Layout annotation records:
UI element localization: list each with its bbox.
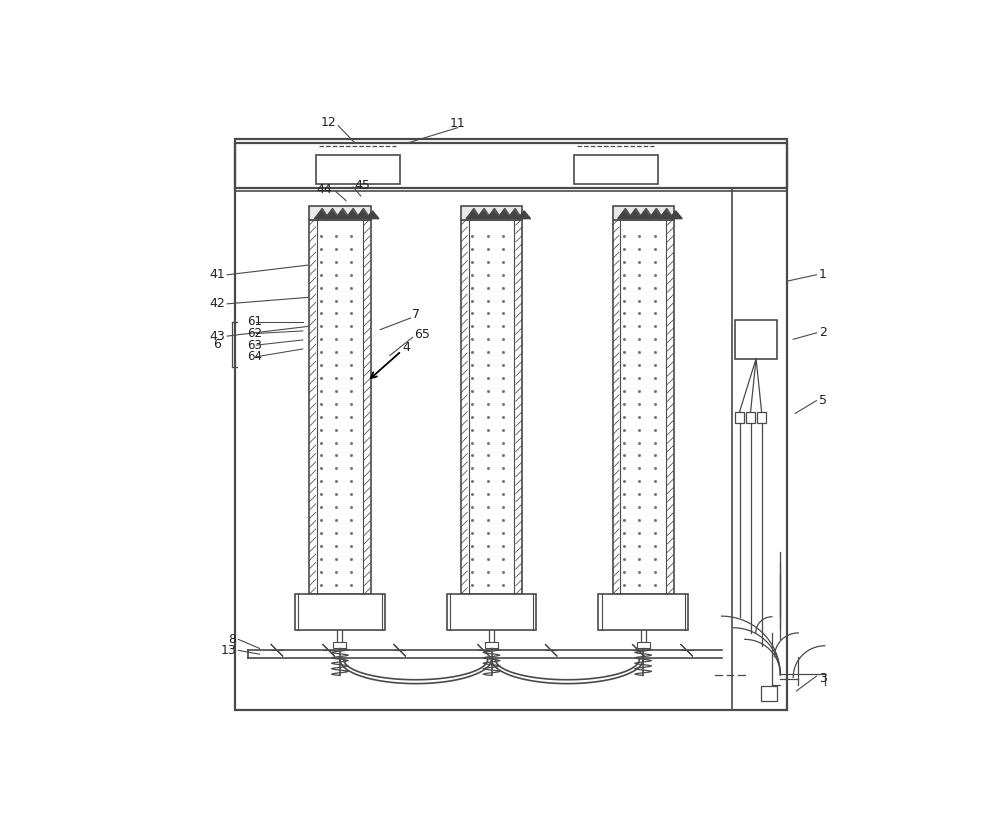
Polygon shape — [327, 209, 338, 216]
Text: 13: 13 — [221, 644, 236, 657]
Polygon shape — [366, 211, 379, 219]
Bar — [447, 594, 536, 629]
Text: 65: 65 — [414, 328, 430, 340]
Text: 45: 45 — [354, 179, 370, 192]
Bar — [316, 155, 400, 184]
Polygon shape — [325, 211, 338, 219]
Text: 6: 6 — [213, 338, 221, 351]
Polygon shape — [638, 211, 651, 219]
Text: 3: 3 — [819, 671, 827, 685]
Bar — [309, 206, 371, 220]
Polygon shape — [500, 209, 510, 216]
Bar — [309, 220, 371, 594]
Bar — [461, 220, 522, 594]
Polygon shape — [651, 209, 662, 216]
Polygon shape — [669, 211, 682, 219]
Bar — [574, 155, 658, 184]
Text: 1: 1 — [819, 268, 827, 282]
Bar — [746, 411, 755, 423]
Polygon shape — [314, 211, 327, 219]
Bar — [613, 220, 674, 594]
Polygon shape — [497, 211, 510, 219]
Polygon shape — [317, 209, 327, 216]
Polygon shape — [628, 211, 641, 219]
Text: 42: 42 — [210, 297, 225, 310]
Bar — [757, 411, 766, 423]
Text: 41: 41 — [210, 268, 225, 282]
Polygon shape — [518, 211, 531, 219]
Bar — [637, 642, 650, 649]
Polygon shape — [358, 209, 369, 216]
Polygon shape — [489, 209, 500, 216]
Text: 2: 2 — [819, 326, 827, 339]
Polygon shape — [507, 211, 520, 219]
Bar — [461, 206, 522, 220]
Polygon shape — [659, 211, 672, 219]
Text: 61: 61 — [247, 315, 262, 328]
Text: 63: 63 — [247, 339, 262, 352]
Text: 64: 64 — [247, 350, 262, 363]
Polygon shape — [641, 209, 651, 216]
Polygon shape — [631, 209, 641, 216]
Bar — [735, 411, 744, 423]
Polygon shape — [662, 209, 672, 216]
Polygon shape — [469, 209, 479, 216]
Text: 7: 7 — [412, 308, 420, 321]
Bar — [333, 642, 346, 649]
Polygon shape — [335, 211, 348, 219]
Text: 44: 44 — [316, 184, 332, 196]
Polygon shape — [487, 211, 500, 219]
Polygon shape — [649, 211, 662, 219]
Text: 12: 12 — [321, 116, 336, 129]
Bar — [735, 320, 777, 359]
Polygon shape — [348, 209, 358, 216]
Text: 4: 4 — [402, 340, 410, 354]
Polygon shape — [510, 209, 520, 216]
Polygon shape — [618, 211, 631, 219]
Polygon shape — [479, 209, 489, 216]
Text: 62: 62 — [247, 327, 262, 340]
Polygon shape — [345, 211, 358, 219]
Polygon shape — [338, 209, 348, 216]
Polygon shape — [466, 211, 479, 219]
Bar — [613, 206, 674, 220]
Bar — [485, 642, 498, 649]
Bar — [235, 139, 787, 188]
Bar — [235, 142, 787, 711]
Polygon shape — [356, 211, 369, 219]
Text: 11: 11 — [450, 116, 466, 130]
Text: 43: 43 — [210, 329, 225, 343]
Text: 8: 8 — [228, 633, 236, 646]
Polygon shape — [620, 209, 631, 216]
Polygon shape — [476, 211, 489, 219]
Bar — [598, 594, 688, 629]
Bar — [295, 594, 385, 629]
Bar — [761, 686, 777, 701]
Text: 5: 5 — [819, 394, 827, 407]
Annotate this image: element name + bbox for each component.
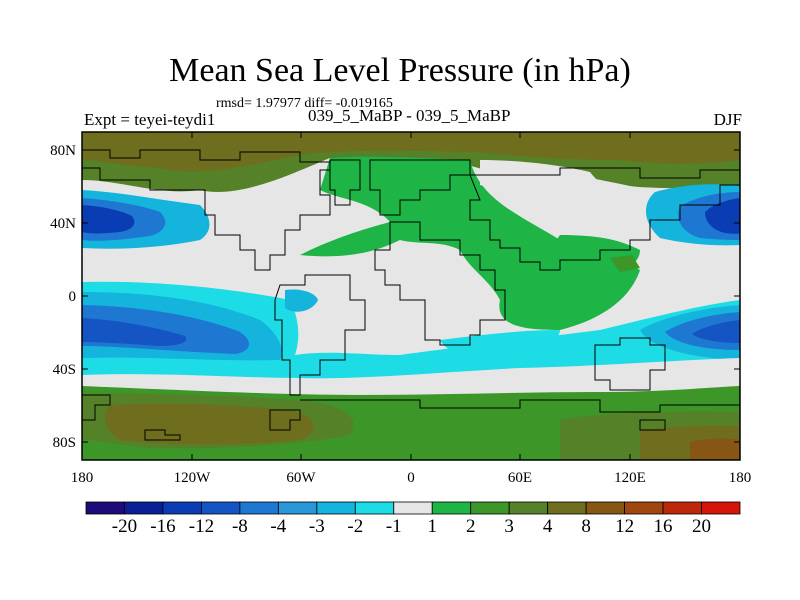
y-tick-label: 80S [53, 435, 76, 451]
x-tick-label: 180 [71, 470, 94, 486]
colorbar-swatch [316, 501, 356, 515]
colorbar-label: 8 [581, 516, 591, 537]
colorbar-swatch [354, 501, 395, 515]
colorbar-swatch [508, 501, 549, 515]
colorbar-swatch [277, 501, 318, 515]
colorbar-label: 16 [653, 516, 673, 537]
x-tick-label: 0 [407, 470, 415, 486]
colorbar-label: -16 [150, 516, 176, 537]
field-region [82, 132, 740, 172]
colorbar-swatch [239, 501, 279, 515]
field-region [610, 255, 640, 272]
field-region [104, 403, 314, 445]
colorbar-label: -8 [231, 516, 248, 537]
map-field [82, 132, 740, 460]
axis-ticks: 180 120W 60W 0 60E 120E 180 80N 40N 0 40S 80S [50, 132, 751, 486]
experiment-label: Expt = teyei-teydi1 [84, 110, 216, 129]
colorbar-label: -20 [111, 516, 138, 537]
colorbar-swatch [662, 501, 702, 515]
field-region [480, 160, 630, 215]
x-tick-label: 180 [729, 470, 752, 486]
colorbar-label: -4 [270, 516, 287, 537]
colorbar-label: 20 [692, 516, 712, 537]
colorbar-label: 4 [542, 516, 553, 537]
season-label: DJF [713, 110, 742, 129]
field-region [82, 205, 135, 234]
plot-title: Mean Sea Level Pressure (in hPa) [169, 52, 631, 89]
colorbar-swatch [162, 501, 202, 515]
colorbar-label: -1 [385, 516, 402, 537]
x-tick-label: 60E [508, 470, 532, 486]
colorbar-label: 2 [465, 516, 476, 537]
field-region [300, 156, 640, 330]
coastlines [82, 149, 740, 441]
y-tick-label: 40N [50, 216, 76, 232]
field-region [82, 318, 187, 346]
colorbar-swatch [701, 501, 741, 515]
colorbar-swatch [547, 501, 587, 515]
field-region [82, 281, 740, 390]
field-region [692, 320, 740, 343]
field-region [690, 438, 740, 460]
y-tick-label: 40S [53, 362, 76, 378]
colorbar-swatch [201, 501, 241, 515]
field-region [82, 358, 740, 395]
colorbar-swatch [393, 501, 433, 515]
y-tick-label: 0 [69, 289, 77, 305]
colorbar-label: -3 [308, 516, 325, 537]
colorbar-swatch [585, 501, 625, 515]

▶ _What to do_
Reproduce verbatim the lines starting with the line containing "Polygon shape — [327, 209, 338, 216]" and going on through the line containing "Text: 44: 44 — [316, 184, 332, 196]".

▶ _Output_
Polygon shape — [327, 209, 338, 216]
Text: 13: 13 — [221, 644, 236, 657]
Polygon shape — [366, 211, 379, 219]
Bar — [447, 594, 536, 629]
Text: 65: 65 — [414, 328, 430, 340]
Text: 45: 45 — [354, 179, 370, 192]
Bar — [316, 155, 400, 184]
Polygon shape — [325, 211, 338, 219]
Text: 6: 6 — [213, 338, 221, 351]
Polygon shape — [638, 211, 651, 219]
Text: 3: 3 — [819, 671, 827, 685]
Bar — [309, 206, 371, 220]
Polygon shape — [500, 209, 510, 216]
Bar — [309, 220, 371, 594]
Bar — [461, 220, 522, 594]
Polygon shape — [651, 209, 662, 216]
Polygon shape — [669, 211, 682, 219]
Bar — [574, 155, 658, 184]
Text: 1: 1 — [819, 268, 827, 282]
Bar — [746, 411, 755, 423]
Polygon shape — [314, 211, 327, 219]
Bar — [613, 220, 674, 594]
Polygon shape — [497, 211, 510, 219]
Polygon shape — [317, 209, 327, 216]
Polygon shape — [628, 211, 641, 219]
Text: 42: 42 — [210, 297, 225, 310]
Bar — [757, 411, 766, 423]
Text: 41: 41 — [210, 268, 225, 282]
Polygon shape — [518, 211, 531, 219]
Bar — [637, 642, 650, 649]
Polygon shape — [358, 209, 369, 216]
Polygon shape — [489, 209, 500, 216]
Text: 2: 2 — [819, 326, 827, 339]
Polygon shape — [507, 211, 520, 219]
Bar — [461, 206, 522, 220]
Polygon shape — [659, 211, 672, 219]
Text: 61: 61 — [247, 315, 262, 328]
Text: 63: 63 — [247, 339, 262, 352]
Text: 64: 64 — [247, 350, 262, 363]
Polygon shape — [641, 209, 651, 216]
Polygon shape — [631, 209, 641, 216]
Bar — [735, 411, 744, 423]
Polygon shape — [662, 209, 672, 216]
Polygon shape — [469, 209, 479, 216]
Text: 7: 7 — [412, 308, 420, 321]
Bar — [333, 642, 346, 649]
Polygon shape — [335, 211, 348, 219]
Text: 44: 44 — [316, 184, 332, 196]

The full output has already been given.